(Dataset listings of figures)
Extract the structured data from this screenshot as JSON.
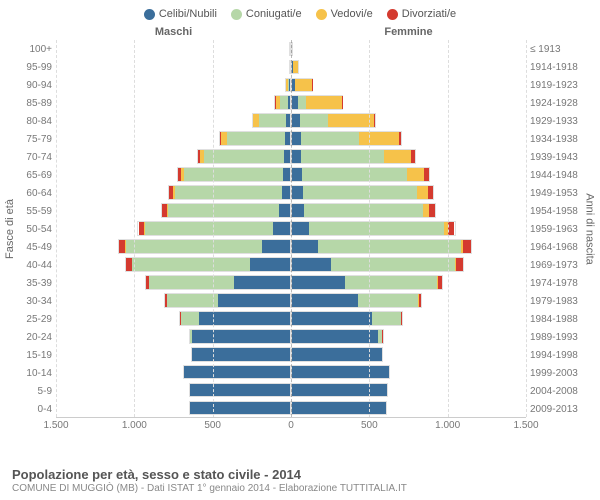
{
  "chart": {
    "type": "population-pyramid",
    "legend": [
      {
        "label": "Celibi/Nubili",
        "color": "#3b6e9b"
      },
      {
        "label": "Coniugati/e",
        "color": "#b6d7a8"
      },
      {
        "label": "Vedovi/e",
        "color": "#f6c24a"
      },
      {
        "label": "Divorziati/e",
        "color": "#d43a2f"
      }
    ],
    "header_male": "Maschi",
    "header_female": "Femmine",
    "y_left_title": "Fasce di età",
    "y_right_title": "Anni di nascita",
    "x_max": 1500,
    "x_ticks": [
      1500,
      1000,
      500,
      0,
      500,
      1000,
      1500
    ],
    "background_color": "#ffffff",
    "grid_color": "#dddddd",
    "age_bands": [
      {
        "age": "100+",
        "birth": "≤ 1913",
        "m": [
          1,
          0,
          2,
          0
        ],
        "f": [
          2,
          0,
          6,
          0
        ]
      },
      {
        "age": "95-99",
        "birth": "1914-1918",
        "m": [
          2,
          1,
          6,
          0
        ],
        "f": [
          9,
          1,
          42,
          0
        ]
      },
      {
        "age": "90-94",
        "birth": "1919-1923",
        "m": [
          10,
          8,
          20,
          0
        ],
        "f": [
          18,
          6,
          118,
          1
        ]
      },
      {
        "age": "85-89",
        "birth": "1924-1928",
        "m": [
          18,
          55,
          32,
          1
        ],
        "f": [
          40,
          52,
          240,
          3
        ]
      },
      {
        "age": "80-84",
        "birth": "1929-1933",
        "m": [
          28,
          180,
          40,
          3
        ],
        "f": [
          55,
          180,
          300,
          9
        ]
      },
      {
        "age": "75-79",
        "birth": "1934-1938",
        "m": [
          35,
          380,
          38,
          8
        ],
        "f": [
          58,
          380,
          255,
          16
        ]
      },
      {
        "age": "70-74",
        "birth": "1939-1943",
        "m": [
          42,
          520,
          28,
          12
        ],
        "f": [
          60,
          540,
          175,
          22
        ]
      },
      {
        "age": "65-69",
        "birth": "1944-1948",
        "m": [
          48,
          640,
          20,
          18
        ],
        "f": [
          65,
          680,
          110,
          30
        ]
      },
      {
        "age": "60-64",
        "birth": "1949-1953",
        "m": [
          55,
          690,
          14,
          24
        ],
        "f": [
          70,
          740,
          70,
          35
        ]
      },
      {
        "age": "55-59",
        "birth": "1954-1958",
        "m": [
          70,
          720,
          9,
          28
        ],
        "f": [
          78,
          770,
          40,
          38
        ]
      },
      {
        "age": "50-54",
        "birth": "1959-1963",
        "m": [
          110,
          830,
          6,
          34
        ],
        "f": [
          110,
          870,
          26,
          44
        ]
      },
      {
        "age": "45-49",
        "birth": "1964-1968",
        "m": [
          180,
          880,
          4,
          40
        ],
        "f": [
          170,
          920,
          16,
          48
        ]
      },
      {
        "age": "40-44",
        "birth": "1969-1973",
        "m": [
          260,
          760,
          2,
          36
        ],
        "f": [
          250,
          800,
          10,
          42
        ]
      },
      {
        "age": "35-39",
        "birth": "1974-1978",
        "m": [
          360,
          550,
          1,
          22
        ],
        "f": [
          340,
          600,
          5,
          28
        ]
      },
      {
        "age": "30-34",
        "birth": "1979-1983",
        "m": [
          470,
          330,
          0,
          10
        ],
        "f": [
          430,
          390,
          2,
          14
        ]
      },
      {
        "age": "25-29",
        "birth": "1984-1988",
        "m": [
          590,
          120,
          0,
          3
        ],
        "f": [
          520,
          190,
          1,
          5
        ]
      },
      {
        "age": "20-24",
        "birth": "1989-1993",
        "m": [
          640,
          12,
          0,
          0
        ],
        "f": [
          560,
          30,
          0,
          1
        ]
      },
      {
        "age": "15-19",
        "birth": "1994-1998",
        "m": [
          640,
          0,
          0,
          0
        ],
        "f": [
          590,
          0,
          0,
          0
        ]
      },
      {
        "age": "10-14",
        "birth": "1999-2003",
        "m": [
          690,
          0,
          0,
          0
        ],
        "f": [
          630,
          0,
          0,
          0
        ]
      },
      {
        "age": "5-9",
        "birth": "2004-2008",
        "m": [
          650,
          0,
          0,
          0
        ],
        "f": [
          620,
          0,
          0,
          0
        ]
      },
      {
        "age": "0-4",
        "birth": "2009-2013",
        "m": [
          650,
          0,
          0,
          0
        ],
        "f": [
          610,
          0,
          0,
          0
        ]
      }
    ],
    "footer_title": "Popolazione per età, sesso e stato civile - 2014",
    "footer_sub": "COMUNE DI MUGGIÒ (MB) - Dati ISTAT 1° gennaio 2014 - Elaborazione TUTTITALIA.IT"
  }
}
==
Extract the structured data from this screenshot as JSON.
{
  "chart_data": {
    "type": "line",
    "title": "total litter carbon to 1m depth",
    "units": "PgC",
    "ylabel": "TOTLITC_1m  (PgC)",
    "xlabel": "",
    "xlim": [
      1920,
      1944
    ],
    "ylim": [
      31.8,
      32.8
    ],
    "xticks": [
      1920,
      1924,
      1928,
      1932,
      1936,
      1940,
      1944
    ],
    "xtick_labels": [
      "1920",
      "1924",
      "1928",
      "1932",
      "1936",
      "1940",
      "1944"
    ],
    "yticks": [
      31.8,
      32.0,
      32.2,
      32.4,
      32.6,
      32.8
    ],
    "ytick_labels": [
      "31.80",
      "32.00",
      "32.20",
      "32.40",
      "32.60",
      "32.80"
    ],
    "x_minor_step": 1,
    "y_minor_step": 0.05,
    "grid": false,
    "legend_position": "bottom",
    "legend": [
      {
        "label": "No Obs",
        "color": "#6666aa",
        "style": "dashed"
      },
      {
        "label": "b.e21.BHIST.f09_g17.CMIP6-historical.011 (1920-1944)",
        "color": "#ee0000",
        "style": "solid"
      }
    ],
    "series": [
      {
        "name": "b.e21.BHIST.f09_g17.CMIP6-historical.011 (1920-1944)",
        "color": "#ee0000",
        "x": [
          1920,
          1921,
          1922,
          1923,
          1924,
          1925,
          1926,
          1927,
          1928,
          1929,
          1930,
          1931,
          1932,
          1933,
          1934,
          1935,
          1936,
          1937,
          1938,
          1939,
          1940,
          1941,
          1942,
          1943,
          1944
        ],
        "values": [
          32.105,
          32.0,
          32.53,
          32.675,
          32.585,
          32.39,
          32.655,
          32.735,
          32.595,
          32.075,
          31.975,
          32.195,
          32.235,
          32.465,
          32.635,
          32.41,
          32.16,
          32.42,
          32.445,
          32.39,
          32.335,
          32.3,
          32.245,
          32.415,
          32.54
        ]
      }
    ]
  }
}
---
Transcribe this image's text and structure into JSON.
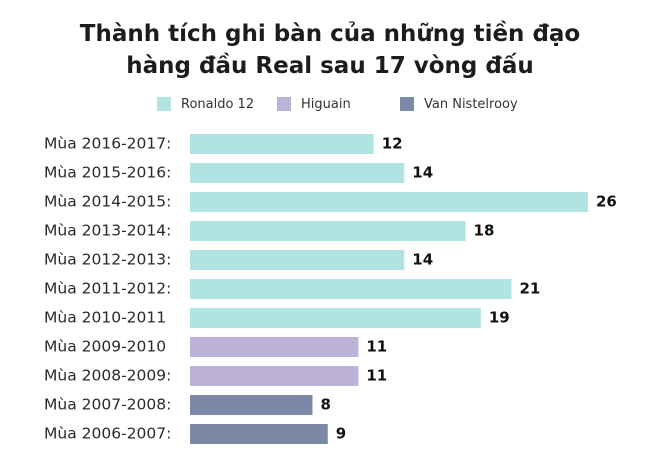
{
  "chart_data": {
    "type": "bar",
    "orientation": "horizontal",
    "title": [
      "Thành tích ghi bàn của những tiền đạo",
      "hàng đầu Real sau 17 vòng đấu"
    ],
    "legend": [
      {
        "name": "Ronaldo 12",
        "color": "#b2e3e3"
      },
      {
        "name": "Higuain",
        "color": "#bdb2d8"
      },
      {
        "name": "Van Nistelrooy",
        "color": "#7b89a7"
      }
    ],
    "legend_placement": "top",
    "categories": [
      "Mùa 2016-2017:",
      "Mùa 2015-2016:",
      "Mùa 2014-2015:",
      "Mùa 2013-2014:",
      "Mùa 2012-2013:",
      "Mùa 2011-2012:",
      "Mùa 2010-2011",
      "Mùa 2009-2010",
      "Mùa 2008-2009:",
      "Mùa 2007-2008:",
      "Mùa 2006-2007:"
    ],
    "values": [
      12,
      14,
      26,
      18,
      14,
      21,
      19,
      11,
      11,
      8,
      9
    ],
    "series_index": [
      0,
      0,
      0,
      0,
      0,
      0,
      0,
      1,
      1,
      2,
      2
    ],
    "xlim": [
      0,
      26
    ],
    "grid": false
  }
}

**WHAT THIS TASK INVOLVES:** Reproduce every line of the listing above in which the string "historical" appears.

**SOLUTION:**
        "label": "b.e21.BHIST.f09_g17.CMIP6-historical.011 (1920-1944)",
        "name": "b.e21.BHIST.f09_g17.CMIP6-historical.011 (1920-1944)",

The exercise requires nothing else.